__The task__: In the student work thread, rewrite everything from "Work at big" down to "(Sep 25, 2010)", putting "department stores" wherever "big box stores" appears.

__Selected excerpt__:
::::::::::

# Work for students?



## Gabito (Sep 30, 2010)

Hello guys.

I heard that international students who study at english school, have rights for work 20 hours each week.

So I am curious about how is the salaries for students at Brisbane, Sydney and Melbourne? And is it easy to find a work? or it is impossible to find especially part time (or maybe less than part time? I am not sure time scheuls of english schools?)

Thanks


----------



## Rudabega (Sep 30, 2010)

Gabito said:


> Hello guys.
> 
> I heard that international students who study at english school, have rights for work 20 hours each week.
> 
> ...


Hey mate,

Being as my wife and I are Canadian and she came over as a student and we know a bunch of other students we met here I think I can help you out.

Salaries are generally $18/hour and up. Of course it all depends on what you're doing but minimum wage once you are past 18 years old is $18/hour if I'm not mistaken (if that's not right then at least it's in the ballpark).

My wife as a registered hair dresser got a part time job at a hair product retail store. She was a sales associate and started at $20/hour. Also if you work on Sundays (and generally public holidays) your pay increases by 20% or more.

Many of our friends got work at restaurants, either in the kitchen or serving. So if you have experience there then you should be fine as there are thousands of places to look at.

Also there are labour hire recruitment companies most all over the place. I'm currently working for one myself and am on call for a couple of food production factories. It's shift work and you start out with only a shift or 2 a week but it's generally $19.50 starting and up. Also if you're working a shift past 5pm the it's generally a 20% increase in pay.

As long as you're open to all different sectors and work then you'll find work. But as a student for part time work your best bet is at restaurants and cafes if you have barrista experience.

I hope that helps.
Bryan


----------



## Gabito (Sep 30, 2010)

hmm I see. I think I will be king of kitchens  but I dont have an experince at cafes.  

But I curious that is there any job for students who know computer with word excel powerpoint etc ? Or all of I can find cafe kitchen etc as a student?

and also thanks rudabega that was great informations.


----------



## Rudabega (Sep 30, 2010)

Gabito said:


> hmm I see. I think I will be king of kitchens  but I dont have an experince at cafes.
> 
> But I curious that is there any job for students who know computer with word excel powerpoint etc ? Or all of I can find cafe kitchen etc as a student?
> 
> and also thanks rudabega that was great informations.


Computers here (at least in Queensland) are a big push right now in the schools. Computer literacy I mean. Which is a good thing to learn but it means that everyone and their uncle knows how to use excel, powerpoint, word etc. so there's really no jobs there unless you find a reception position some company

If you are better with the mechanics, problem solving, computer repairs then I'm sure you could find work at computer shops.

Work at big box stores is really hard to get. There are junior rates so basically minimum wage for a 14 year old is less than for an 18 year old. So basically big box stores, grocery shops, fast food restaurants and others they will only hire junior employees.

Hope that helps,
Bryan


----------



## meeken (Sep 25, 2010)

Rudabega said:


> Salaries are generally $18/hour and up. Of course it all depends on what you're doing but minimum wage once you are past 18 years old is $18/hour if I'm not mistaken (if that's not right then at least it's in the ballpark).
> 
> My wife as a registered hair dresser got a part time job at a hair product retail store. She was a sales associate and started at $20/hour. Also if you work on Sundays (and generally public holidays) your pay increases by 20% or more.

::::::::::

Page layout parsing data
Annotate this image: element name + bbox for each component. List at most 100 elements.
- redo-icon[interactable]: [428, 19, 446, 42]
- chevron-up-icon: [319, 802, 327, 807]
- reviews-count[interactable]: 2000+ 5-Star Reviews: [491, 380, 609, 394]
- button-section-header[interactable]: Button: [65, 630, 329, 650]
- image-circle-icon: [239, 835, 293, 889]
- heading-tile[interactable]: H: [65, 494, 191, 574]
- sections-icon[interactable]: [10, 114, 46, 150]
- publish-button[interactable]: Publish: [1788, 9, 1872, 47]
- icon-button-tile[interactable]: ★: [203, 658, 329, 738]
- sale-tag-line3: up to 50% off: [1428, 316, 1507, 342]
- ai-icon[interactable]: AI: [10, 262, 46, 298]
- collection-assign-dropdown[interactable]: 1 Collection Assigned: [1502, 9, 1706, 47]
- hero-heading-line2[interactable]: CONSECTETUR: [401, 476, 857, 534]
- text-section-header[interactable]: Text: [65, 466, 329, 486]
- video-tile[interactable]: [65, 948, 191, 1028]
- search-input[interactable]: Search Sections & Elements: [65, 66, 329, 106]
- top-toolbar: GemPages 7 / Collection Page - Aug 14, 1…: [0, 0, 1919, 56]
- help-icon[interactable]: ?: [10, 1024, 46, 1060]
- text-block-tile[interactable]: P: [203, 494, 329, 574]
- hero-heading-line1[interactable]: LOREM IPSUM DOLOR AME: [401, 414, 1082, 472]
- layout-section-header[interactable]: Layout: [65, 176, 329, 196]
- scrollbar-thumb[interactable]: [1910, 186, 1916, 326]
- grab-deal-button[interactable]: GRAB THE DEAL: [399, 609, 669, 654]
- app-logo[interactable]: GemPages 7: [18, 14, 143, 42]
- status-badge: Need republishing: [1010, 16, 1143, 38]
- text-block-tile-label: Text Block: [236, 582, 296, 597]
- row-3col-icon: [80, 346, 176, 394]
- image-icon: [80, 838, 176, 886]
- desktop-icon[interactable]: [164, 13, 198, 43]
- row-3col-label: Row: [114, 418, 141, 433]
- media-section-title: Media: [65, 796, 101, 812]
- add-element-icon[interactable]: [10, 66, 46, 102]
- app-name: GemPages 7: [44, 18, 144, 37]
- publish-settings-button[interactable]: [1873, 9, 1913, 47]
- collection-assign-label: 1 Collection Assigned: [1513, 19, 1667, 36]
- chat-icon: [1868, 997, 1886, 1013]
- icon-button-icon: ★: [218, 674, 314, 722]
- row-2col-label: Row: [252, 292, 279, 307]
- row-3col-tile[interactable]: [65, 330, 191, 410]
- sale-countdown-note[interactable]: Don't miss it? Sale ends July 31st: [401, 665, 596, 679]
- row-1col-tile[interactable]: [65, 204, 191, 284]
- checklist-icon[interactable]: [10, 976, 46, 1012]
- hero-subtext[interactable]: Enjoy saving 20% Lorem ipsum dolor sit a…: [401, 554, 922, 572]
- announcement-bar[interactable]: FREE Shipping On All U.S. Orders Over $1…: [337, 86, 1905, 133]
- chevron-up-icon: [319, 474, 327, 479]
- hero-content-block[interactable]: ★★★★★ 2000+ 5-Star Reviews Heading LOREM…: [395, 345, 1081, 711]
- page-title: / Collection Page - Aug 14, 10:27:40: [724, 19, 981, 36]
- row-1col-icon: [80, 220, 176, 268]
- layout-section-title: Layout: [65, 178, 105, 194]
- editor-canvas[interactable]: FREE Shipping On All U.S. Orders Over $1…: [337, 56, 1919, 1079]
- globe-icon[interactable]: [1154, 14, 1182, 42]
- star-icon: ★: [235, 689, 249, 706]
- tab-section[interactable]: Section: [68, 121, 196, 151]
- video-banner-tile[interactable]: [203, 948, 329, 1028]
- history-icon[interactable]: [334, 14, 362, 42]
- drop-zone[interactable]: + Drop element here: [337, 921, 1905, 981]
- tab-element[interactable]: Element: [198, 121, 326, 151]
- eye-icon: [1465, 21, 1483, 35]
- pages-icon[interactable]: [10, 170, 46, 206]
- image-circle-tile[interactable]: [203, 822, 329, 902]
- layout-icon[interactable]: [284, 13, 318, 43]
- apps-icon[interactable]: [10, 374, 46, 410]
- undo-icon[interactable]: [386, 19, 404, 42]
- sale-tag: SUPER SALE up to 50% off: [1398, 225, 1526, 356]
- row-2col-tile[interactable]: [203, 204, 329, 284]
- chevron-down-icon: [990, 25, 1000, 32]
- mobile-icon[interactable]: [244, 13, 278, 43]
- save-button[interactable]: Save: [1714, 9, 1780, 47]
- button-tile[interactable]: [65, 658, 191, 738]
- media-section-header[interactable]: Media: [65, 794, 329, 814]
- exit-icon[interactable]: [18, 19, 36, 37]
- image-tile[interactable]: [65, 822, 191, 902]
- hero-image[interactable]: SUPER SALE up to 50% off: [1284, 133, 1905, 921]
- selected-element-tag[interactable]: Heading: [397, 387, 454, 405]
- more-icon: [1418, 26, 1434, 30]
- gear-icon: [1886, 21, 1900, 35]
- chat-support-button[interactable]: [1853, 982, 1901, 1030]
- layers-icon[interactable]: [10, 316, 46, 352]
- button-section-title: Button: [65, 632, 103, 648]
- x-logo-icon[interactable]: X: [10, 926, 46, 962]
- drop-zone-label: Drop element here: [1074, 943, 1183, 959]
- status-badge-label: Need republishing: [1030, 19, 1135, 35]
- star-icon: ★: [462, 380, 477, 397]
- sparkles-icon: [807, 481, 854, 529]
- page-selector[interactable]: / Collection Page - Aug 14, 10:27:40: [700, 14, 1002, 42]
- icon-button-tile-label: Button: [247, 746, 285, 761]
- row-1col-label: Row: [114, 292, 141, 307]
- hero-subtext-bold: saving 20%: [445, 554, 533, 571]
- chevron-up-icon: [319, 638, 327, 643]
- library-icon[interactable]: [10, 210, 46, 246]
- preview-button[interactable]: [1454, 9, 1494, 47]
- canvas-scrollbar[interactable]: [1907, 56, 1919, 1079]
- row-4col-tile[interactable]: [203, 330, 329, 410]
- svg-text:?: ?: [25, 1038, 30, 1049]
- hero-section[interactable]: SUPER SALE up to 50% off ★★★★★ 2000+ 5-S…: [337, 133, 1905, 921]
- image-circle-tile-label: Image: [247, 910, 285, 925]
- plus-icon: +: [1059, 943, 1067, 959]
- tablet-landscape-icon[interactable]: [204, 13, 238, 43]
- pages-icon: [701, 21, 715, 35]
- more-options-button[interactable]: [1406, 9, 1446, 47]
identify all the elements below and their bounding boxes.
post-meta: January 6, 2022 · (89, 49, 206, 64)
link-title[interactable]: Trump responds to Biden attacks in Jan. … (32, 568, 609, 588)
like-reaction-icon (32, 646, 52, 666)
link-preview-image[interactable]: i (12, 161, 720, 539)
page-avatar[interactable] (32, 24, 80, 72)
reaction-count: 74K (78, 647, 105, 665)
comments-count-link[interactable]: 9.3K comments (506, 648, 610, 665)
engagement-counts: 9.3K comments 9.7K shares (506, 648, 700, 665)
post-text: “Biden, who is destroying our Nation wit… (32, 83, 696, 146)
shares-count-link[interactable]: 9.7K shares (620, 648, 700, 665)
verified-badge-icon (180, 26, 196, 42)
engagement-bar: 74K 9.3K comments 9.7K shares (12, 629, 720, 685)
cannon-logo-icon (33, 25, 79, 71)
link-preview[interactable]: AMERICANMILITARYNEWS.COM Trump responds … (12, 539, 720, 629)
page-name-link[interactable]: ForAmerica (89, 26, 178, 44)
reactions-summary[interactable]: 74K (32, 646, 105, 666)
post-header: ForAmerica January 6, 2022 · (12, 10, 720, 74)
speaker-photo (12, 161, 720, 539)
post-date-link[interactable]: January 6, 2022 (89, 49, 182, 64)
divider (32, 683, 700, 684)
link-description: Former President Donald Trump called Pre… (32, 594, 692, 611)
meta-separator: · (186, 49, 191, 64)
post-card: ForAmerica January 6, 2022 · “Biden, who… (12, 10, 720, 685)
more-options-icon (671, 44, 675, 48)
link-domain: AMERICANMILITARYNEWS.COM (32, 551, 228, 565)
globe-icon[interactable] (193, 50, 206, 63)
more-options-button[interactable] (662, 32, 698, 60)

::::::::::

__Written answer__:
Work at department stores is really hard to get. There are junior rates so basically minimum wage for a 14 year old is less than for an 18 year old. So basically department stores, grocery shops, fast food restaurants and others they will only hire junior employees.

Hope that helps,
Bryan


----------



## meeken (Sep 25, 2010)